#### [Written task]
Find every line in the records below that holds the word "serveurs", and copy each one.

Items from a figure collection:
-*-

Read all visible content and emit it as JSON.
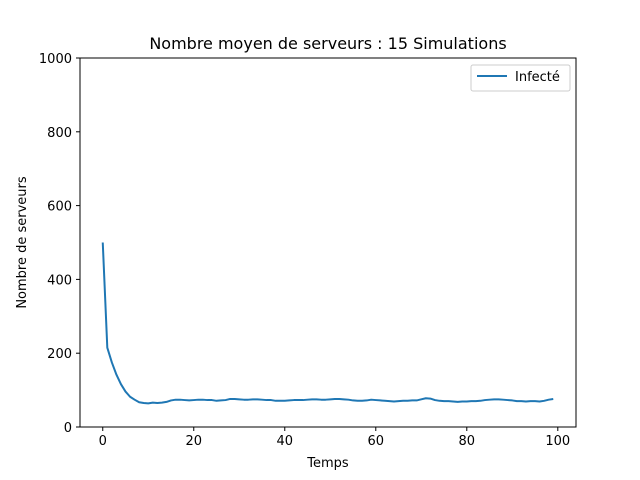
{
  "chart_data": {
    "type": "line",
    "title": "Nombre moyen de serveurs : 15 Simulations",
    "xlabel": "Temps",
    "ylabel": "Nombre de serveurs",
    "xlim": [
      -5,
      104
    ],
    "ylim": [
      0,
      1000
    ],
    "xticks": [
      0,
      20,
      40,
      60,
      80,
      100
    ],
    "yticks": [
      0,
      200,
      400,
      600,
      800,
      1000
    ],
    "grid": false,
    "legend_position": "top-right",
    "series": [
      {
        "name": "Infecté",
        "color": "#1f77b4",
        "x": [
          0,
          1,
          2,
          3,
          4,
          5,
          6,
          7,
          8,
          9,
          10,
          11,
          12,
          13,
          14,
          15,
          16,
          17,
          18,
          19,
          20,
          21,
          22,
          23,
          24,
          25,
          26,
          27,
          28,
          29,
          30,
          31,
          32,
          33,
          34,
          35,
          36,
          37,
          38,
          39,
          40,
          41,
          42,
          43,
          44,
          45,
          46,
          47,
          48,
          49,
          50,
          51,
          52,
          53,
          54,
          55,
          56,
          57,
          58,
          59,
          60,
          61,
          62,
          63,
          64,
          65,
          66,
          67,
          68,
          69,
          70,
          71,
          72,
          73,
          74,
          75,
          76,
          77,
          78,
          79,
          80,
          81,
          82,
          83,
          84,
          85,
          86,
          87,
          88,
          89,
          90,
          91,
          92,
          93,
          94,
          95,
          96,
          97,
          98,
          99
        ],
        "y": [
          500,
          215,
          175,
          142,
          116,
          96,
          82,
          74,
          67,
          65,
          64,
          66,
          65,
          66,
          68,
          72,
          74,
          74,
          73,
          72,
          73,
          74,
          74,
          73,
          73,
          71,
          72,
          73,
          76,
          76,
          75,
          74,
          74,
          75,
          75,
          74,
          73,
          73,
          71,
          71,
          71,
          72,
          73,
          73,
          73,
          74,
          75,
          75,
          74,
          74,
          75,
          76,
          76,
          75,
          74,
          72,
          71,
          71,
          72,
          74,
          73,
          72,
          71,
          70,
          69,
          70,
          71,
          71,
          72,
          72,
          75,
          78,
          77,
          73,
          71,
          70,
          70,
          69,
          68,
          69,
          69,
          70,
          70,
          71,
          73,
          74,
          75,
          75,
          74,
          73,
          72,
          70,
          70,
          69,
          70,
          70,
          69,
          71,
          74,
          76
        ]
      }
    ]
  }
}
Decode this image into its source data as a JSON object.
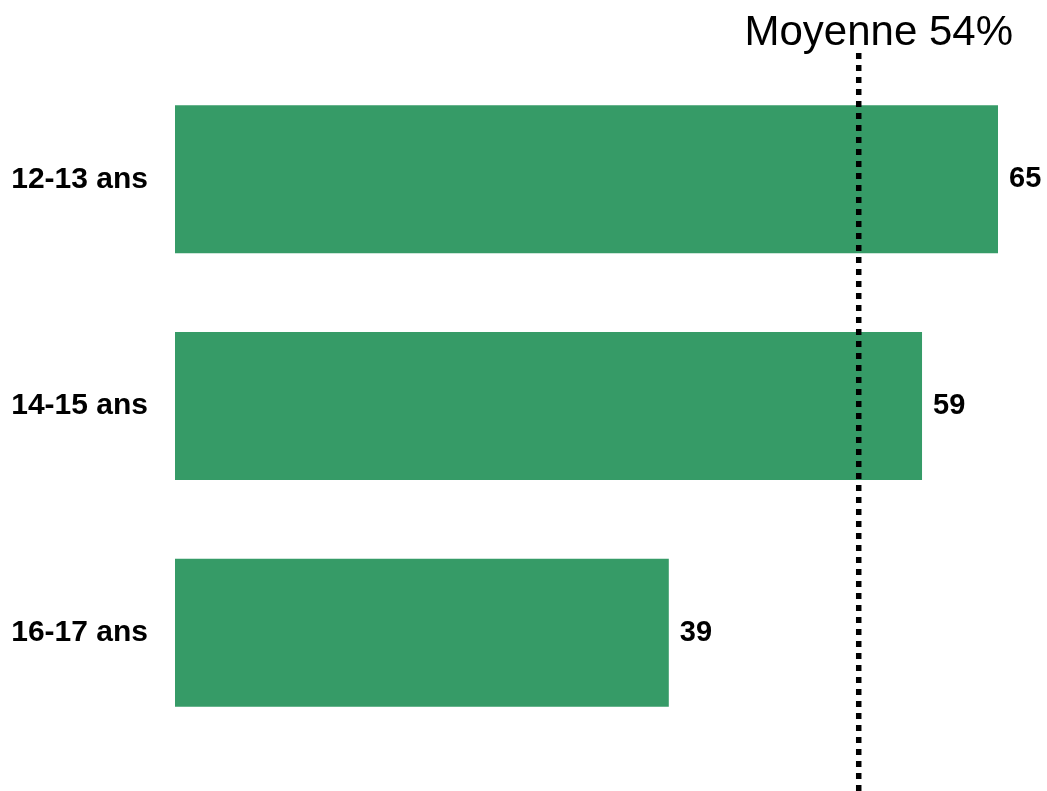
{
  "chart_data": {
    "type": "bar",
    "orientation": "horizontal",
    "categories": [
      "12-13 ans",
      "14-15 ans",
      "16-17 ans"
    ],
    "values": [
      65,
      59,
      39
    ],
    "color": "#369b67",
    "data_labels": true,
    "tick_labels": "y",
    "ref_lines": [
      {
        "axis": "x",
        "value": 54,
        "label": "Moyenne 54%",
        "color": "#000000",
        "line_style": "dotted"
      }
    ]
  }
}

-*-

#### [Result for this task]
    "title": "Nombre moyen de serveurs : 15 Simulations",
    "ylabel": "Nombre de serveurs",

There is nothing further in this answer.